◆ **Instructions to follow**: Write out exactly the lines from the one with "What data populates" through the last line. Pictures stay out.

◆ **Input rows**:
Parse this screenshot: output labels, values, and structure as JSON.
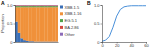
{
  "chart_data": [
    {
      "type": "bar",
      "title": "A",
      "stacked": true,
      "tick_labels": "y",
      "legend": "right",
      "y_label": "Proportion",
      "categories": [
        null,
        null,
        null,
        null,
        null,
        null,
        null,
        null,
        null,
        null,
        null,
        null,
        null,
        null,
        null,
        null
      ],
      "ylim": [
        0,
        1
      ],
      "yticks": [
        0,
        0.5,
        {
          "value": 1,
          "label": "1.0"
        }
      ],
      "series": [
        {
          "name": "XBB.1.5",
          "color": "#3b6fb6",
          "values": [
            0.55,
            0.25,
            0.1,
            0.05,
            0.03,
            0.02,
            0.02,
            0.01,
            0.01,
            0.01,
            0.01,
            0.01,
            0.01,
            0.01,
            0.01,
            0.01
          ]
        },
        {
          "name": "XBB.1.16",
          "color": "#f0913a",
          "values": [
            0.39,
            0.69,
            0.84,
            0.89,
            0.91,
            0.92,
            0.92,
            0.93,
            0.93,
            0.93,
            0.93,
            0.93,
            0.93,
            0.93,
            0.93,
            0.93
          ]
        },
        {
          "name": "EG.5.1",
          "color": "#4fa34a",
          "values": [
            0.03,
            0.03,
            0.03,
            0.03,
            0.03,
            0.03,
            0.03,
            0.03,
            0.03,
            0.03,
            0.03,
            0.03,
            0.03,
            0.03,
            0.03,
            0.03
          ]
        },
        {
          "name": "BA.2.86",
          "color": "#d24a3f",
          "values": [
            0.02,
            0.02,
            0.02,
            0.02,
            0.02,
            0.02,
            0.02,
            0.02,
            0.02,
            0.02,
            0.02,
            0.02,
            0.02,
            0.02,
            0.02,
            0.02
          ]
        },
        {
          "name": "Other",
          "color": "#8c6bb8",
          "values": [
            0.01,
            0.01,
            0.01,
            0.01,
            0.01,
            0.01,
            0.01,
            0.01,
            0.01,
            0.01,
            0.01,
            0.01,
            0.01,
            0.01,
            0.01,
            0.01
          ]
        }
      ]
    },
    {
      "type": "line",
      "title": "B",
      "x": [
        0,
        5,
        10,
        15,
        20,
        25,
        30,
        35,
        40,
        45,
        50,
        55,
        60
      ],
      "xlim": [
        0,
        60
      ],
      "xticks": [
        0,
        20,
        40,
        60
      ],
      "ylim": [
        0,
        1
      ],
      "yticks": [
        0,
        0.5,
        {
          "value": 1,
          "label": "1.0"
        }
      ],
      "series": [
        {
          "name": "B",
          "color": "#4a90d9",
          "values": [
            0.02,
            0.05,
            0.15,
            0.4,
            0.7,
            0.88,
            0.95,
            0.97,
            0.98,
            0.98,
            0.98,
            0.98,
            0.98
          ]
        }
      ]
    }
  ]
}
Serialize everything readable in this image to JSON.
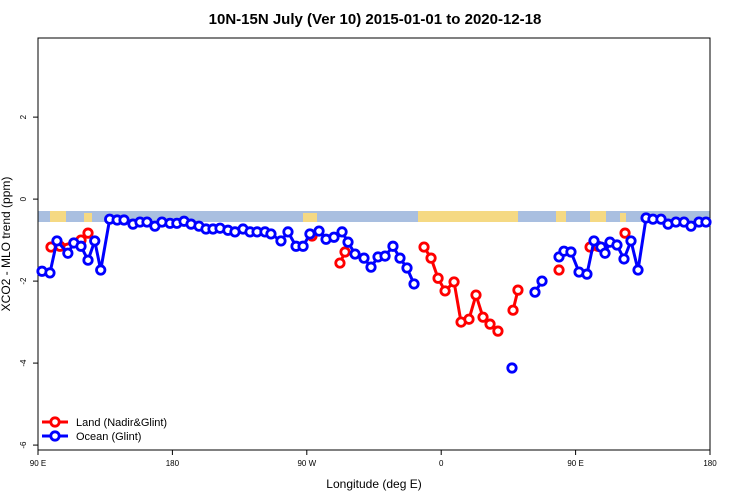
{
  "chart_data": {
    "type": "line",
    "title": "10N-15N July (Ver 10)   2015-01-01 to 2020-12-18",
    "x_label": "Longitude (deg E)",
    "y_label": "XCO2 - MLO trend (ppm)",
    "xlim": [
      90,
      540
    ],
    "xticks": [
      {
        "value": 90,
        "label": "90 E"
      },
      {
        "value": 180,
        "label": "180"
      },
      {
        "value": 270,
        "label": "90 W"
      },
      {
        "value": 360,
        "label": "0"
      },
      {
        "value": 450,
        "label": "90 E"
      },
      {
        "value": 540,
        "label": "180"
      }
    ],
    "ylim": [
      -6.12,
      3.93
    ],
    "yticks": [
      -6,
      -4,
      -2,
      0,
      2
    ],
    "legend": "bottom-left",
    "series": [
      {
        "name": "Land (Nadir&Glint)",
        "color": "#ff0000",
        "x": [
          98.7,
          104.7,
          118.8,
          123.5,
          null,
          273.5,
          null,
          292.2,
          295.6,
          null,
          348.5,
          353.2,
          357.9,
          362.6,
          368.6,
          373.3,
          378.6,
          383.3,
          388,
          392.7,
          398,
          null,
          408.1,
          411.4,
          null,
          438.9,
          null,
          459.7,
          465,
          null,
          483.1
        ],
        "values": [
          -1.17,
          -1.15,
          -1.0,
          -0.83,
          null,
          -0.9,
          null,
          -1.56,
          -1.29,
          null,
          -1.17,
          -1.44,
          -1.93,
          -2.24,
          -2.02,
          -3.0,
          -2.93,
          -2.34,
          -2.88,
          -3.05,
          -3.22,
          null,
          -2.71,
          -2.22,
          null,
          -1.73,
          null,
          -1.17,
          -1.15,
          null,
          -0.83
        ]
      },
      {
        "name": "Ocean (Glint)",
        "color": "#0000ff",
        "x": [
          92.7,
          98,
          102.7,
          110,
          114,
          118.8,
          123.5,
          128,
          132,
          138,
          143,
          147.6,
          153.6,
          158.3,
          163,
          168.3,
          173,
          178.4,
          183,
          187.8,
          192.5,
          197.8,
          202.5,
          207.2,
          211.9,
          217.2,
          221.9,
          227.3,
          232,
          236.7,
          242,
          246,
          252.7,
          257.4,
          262.8,
          267.5,
          272.1,
          278.2,
          282.9,
          288.2,
          293.6,
          297.6,
          302.3,
          308.3,
          313,
          317.7,
          322.4,
          327.7,
          332.4,
          337.1,
          341.8,
          null,
          407.4,
          null,
          422.8,
          427.5,
          null,
          438.9,
          442.2,
          446.9,
          452.3,
          457.6,
          462.3,
          467,
          469.7,
          473,
          477.7,
          482.4,
          487.1,
          491.8,
          497.2,
          501.8,
          507.2,
          511.9,
          517.2,
          522.6,
          527.3,
          532.6,
          537.3
        ],
        "values": [
          -1.76,
          -1.8,
          -1.02,
          -1.32,
          -1.07,
          -1.15,
          -1.49,
          -1.02,
          -1.73,
          -0.49,
          -0.51,
          -0.51,
          -0.61,
          -0.56,
          -0.56,
          -0.66,
          -0.56,
          -0.59,
          -0.59,
          -0.54,
          -0.61,
          -0.66,
          -0.73,
          -0.73,
          -0.71,
          -0.76,
          -0.8,
          -0.73,
          -0.8,
          -0.8,
          -0.8,
          -0.85,
          -1.02,
          -0.8,
          -1.15,
          -1.15,
          -0.85,
          -0.78,
          -0.98,
          -0.93,
          -0.8,
          -1.05,
          -1.34,
          -1.44,
          -1.66,
          -1.41,
          -1.39,
          -1.15,
          -1.44,
          -1.68,
          -2.07,
          null,
          -4.12,
          null,
          -2.27,
          -2.0,
          null,
          -1.41,
          -1.27,
          -1.29,
          -1.78,
          -1.83,
          -1.02,
          -1.17,
          -1.32,
          -1.05,
          -1.12,
          -1.46,
          -1.02,
          -1.73,
          -0.46,
          -0.49,
          -0.49,
          -0.61,
          -0.56,
          -0.56,
          -0.66,
          -0.56,
          -0.56
        ]
      }
    ]
  }
}
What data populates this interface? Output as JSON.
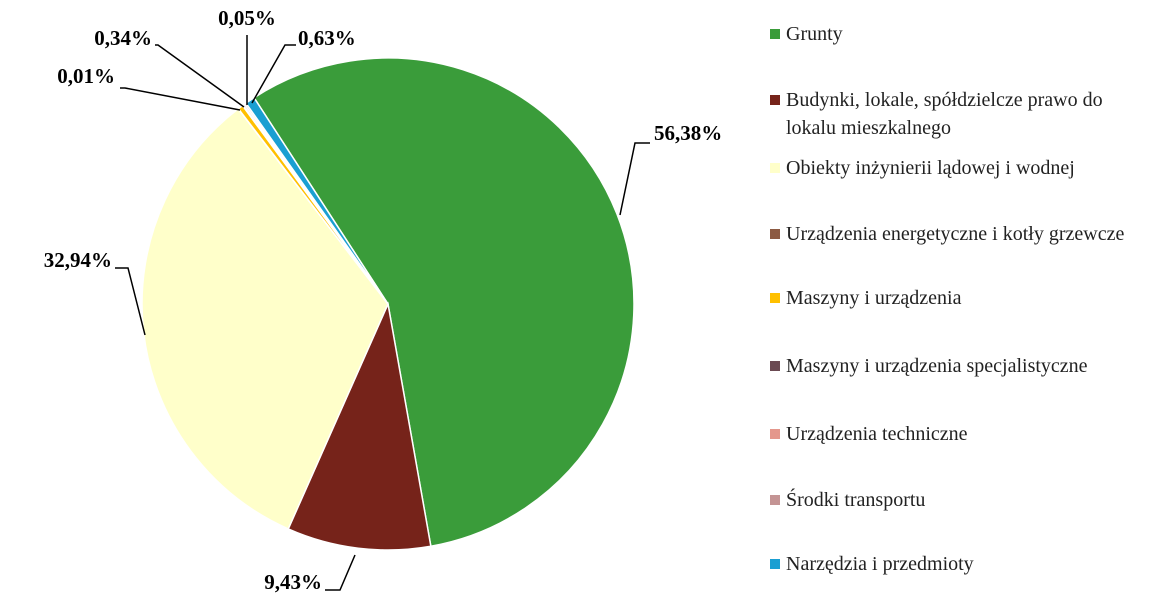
{
  "chart_data": {
    "type": "pie",
    "categories": [
      "Grunty",
      "Budynki, lokale, spółdzielcze prawo do lokalu mieszkalnego",
      "Obiekty inżynierii lądowej i wodnej",
      "Urządzenia energetyczne i kotły grzewcze",
      "Maszyny i urządzenia",
      "Maszyny i urządzenia specjalistyczne",
      "Urządzenia techniczne",
      "Środki transportu",
      "Narzędzia i przedmioty"
    ],
    "values": [
      56.38,
      9.43,
      32.94,
      0.01,
      0.34,
      0.05,
      0.11,
      0.11,
      0.63
    ],
    "value_labels": [
      "56,38%",
      "9,43%",
      "32,94%",
      "0,01%",
      "0,34%",
      "0,05%",
      null,
      null,
      "0,63%"
    ],
    "colors": [
      "#3a9c3a",
      "#76231a",
      "#ffffca",
      "#8c5a42",
      "#ffc000",
      "#6b4a52",
      "#e4978c",
      "#c49494",
      "#1a9fd2"
    ]
  }
}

◆ **Result of this task**:
What data populates this interface? Output as JSON.
{
  "chart_data": {
    "type": "pie",
    "categories": [
      "Grunty",
      "Budynki, lokale, spółdzielcze prawo do lokalu mieszkalnego",
      "Obiekty inżynierii lądowej i wodnej",
      "Urządzenia energetyczne i kotły grzewcze",
      "Maszyny i urządzenia",
      "Maszyny i urządzenia specjalistyczne",
      "Urządzenia techniczne",
      "Środki transportu",
      "Narzędzia i przedmioty"
    ],
    "values": [
      56.38,
      9.43,
      32.94,
      0.01,
      0.34,
      0.05,
      0.11,
      0.11,
      0.63
    ],
    "value_labels": [
      "56,38%",
      "9,43%",
      "32,94%",
      "0,01%",
      "0,34%",
      "0,05%",
      null,
      null,
      "0,63%"
    ],
    "colors": [
      "#3a9c3a",
      "#76231a",
      "#ffffca",
      "#8c5a42",
      "#ffc000",
      "#6b4a52",
      "#e4978c",
      "#c49494",
      "#1a9fd2"
    ]
  }
}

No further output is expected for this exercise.